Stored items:
####################
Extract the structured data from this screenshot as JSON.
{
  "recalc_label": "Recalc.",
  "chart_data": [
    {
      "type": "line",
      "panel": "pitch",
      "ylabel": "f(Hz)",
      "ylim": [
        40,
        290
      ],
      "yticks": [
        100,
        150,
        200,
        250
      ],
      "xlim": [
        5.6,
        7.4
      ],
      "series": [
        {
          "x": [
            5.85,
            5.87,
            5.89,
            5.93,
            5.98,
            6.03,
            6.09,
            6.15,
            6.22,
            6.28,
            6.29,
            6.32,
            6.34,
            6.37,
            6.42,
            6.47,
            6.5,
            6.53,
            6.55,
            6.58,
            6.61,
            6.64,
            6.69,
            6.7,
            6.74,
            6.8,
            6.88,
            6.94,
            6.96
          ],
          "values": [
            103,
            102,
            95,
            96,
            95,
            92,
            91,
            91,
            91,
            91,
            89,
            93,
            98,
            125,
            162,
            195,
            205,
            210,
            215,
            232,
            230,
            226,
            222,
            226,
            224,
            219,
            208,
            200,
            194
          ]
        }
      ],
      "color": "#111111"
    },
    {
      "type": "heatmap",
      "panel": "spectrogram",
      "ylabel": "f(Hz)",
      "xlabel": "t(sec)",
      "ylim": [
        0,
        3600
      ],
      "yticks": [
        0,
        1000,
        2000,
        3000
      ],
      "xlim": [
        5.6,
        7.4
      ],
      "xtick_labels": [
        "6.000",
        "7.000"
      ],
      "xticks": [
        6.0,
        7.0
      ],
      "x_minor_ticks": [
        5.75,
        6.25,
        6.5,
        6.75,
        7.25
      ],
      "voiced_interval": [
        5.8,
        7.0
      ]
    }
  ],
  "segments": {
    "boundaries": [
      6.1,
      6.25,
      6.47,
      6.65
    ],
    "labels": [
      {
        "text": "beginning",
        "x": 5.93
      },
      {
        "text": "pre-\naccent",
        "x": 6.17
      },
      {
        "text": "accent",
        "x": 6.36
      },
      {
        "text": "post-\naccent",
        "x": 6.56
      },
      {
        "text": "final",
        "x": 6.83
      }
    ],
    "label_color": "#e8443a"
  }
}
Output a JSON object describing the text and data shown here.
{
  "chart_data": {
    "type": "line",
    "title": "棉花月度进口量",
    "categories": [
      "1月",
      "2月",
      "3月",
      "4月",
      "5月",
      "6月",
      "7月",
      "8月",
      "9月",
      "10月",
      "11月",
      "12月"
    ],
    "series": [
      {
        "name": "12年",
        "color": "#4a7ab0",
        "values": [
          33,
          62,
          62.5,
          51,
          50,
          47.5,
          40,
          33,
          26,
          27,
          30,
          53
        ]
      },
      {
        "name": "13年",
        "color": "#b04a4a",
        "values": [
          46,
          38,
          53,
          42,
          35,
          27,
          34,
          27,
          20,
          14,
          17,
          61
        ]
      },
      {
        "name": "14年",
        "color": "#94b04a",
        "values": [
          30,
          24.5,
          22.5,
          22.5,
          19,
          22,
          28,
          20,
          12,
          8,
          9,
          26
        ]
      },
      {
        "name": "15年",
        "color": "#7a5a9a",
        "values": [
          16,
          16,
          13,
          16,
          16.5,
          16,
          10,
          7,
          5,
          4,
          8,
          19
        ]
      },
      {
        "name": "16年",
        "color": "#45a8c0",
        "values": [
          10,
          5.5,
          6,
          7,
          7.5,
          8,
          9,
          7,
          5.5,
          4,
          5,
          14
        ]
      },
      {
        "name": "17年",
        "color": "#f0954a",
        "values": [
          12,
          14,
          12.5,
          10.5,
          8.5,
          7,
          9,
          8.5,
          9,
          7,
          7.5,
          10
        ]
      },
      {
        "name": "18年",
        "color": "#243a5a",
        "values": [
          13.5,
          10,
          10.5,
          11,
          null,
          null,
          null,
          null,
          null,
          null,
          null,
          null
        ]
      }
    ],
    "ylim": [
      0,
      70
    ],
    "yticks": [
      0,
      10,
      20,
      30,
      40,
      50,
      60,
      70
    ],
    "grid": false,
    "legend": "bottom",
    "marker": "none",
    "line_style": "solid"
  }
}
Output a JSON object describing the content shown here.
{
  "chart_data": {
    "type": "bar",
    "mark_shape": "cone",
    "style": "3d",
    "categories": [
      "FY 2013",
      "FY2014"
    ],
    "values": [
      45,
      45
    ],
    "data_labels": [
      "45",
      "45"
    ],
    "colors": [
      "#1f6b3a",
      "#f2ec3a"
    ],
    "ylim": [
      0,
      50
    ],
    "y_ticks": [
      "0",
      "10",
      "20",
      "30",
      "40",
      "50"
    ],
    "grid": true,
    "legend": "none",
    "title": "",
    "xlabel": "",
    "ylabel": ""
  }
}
####################
Goal: Copy out the full listing exactly.

Answer to the exercise:
Extract the structured data from this screenshot as JSON.
{
  "recalc_label": "Recalc.",
  "chart_data": [
    {
      "type": "line",
      "panel": "pitch",
      "ylabel": "f(Hz)",
      "ylim": [
        40,
        290
      ],
      "yticks": [
        100,
        150,
        200,
        250
      ],
      "xlim": [
        5.6,
        7.4
      ],
      "series": [
        {
          "x": [
            5.85,
            5.87,
            5.89,
            5.93,
            5.98,
            6.03,
            6.09,
            6.15,
            6.22,
            6.28,
            6.29,
            6.32,
            6.34,
            6.37,
            6.42,
            6.47,
            6.5,
            6.53,
            6.55,
            6.58,
            6.61,
            6.64,
            6.69,
            6.7,
            6.74,
            6.8,
            6.88,
            6.94,
            6.96
          ],
          "values": [
            103,
            102,
            95,
            96,
            95,
            92,
            91,
            91,
            91,
            91,
            89,
            93,
            98,
            125,
            162,
            195,
            205,
            210,
            215,
            232,
            230,
            226,
            222,
            226,
            224,
            219,
            208,
            200,
            194
          ]
        }
      ],
      "color": "#111111"
    },
    {
      "type": "heatmap",
      "panel": "spectrogram",
      "ylabel": "f(Hz)",
      "xlabel": "t(sec)",
      "ylim": [
        0,
        3600
      ],
      "yticks": [
        0,
        1000,
        2000,
        3000
      ],
      "xlim": [
        5.6,
        7.4
      ],
      "xtick_labels": [
        "6.000",
        "7.000"
      ],
      "xticks": [
        6.0,
        7.0
      ],
      "x_minor_ticks": [
        5.75,
        6.25,
        6.5,
        6.75,
        7.25
      ],
      "voiced_interval": [
        5.8,
        7.0
      ]
    }
  ],
  "segments": {
    "boundaries": [
      6.1,
      6.25,
      6.47,
      6.65
    ],
    "labels": [
      {
        "text": "beginning",
        "x": 5.93
      },
      {
        "text": "pre-\naccent",
        "x": 6.17
      },
      {
        "text": "accent",
        "x": 6.36
      },
      {
        "text": "post-\naccent",
        "x": 6.56
      },
      {
        "text": "final",
        "x": 6.83
      }
    ],
    "label_color": "#e8443a"
  }
}
Output a JSON object describing the text and data shown here.
{
  "chart_data": {
    "type": "line",
    "title": "棉花月度进口量",
    "categories": [
      "1月",
      "2月",
      "3月",
      "4月",
      "5月",
      "6月",
      "7月",
      "8月",
      "9月",
      "10月",
      "11月",
      "12月"
    ],
    "series": [
      {
        "name": "12年",
        "color": "#4a7ab0",
        "values": [
          33,
          62,
          62.5,
          51,
          50,
          47.5,
          40,
          33,
          26,
          27,
          30,
          53
        ]
      },
      {
        "name": "13年",
        "color": "#b04a4a",
        "values": [
          46,
          38,
          53,
          42,
          35,
          27,
          34,
          27,
          20,
          14,
          17,
          61
        ]
      },
      {
        "name": "14年",
        "color": "#94b04a",
        "values": [
          30,
          24.5,
          22.5,
          22.5,
          19,
          22,
          28,
          20,
          12,
          8,
          9,
          26
        ]
      },
      {
        "name": "15年",
        "color": "#7a5a9a",
        "values": [
          16,
          16,
          13,
          16,
          16.5,
          16,
          10,
          7,
          5,
          4,
          8,
          19
        ]
      },
      {
        "name": "16年",
        "color": "#45a8c0",
        "values": [
          10,
          5.5,
          6,
          7,
          7.5,
          8,
          9,
          7,
          5.5,
          4,
          5,
          14
        ]
      },
      {
        "name": "17年",
        "color": "#f0954a",
        "values": [
          12,
          14,
          12.5,
          10.5,
          8.5,
          7,
          9,
          8.5,
          9,
          7,
          7.5,
          10
        ]
      },
      {
        "name": "18年",
        "color": "#243a5a",
        "values": [
          13.5,
          10,
          10.5,
          11,
          null,
          null,
          null,
          null,
          null,
          null,
          null,
          null
        ]
      }
    ],
    "ylim": [
      0,
      70
    ],
    "yticks": [
      0,
      10,
      20,
      30,
      40,
      50,
      60,
      70
    ],
    "grid": false,
    "legend": "bottom",
    "marker": "none",
    "line_style": "solid"
  }
}
Output a JSON object describing the content shown here.
{
  "chart_data": {
    "type": "bar",
    "mark_shape": "cone",
    "style": "3d",
    "categories": [
      "FY 2013",
      "FY2014"
    ],
    "values": [
      45,
      45
    ],
    "data_labels": [
      "45",
      "45"
    ],
    "colors": [
      "#1f6b3a",
      "#f2ec3a"
    ],
    "ylim": [
      0,
      50
    ],
    "y_ticks": [
      "0",
      "10",
      "20",
      "30",
      "40",
      "50"
    ],
    "grid": true,
    "legend": "none",
    "title": "",
    "xlabel": "",
    "ylabel": ""
  }
}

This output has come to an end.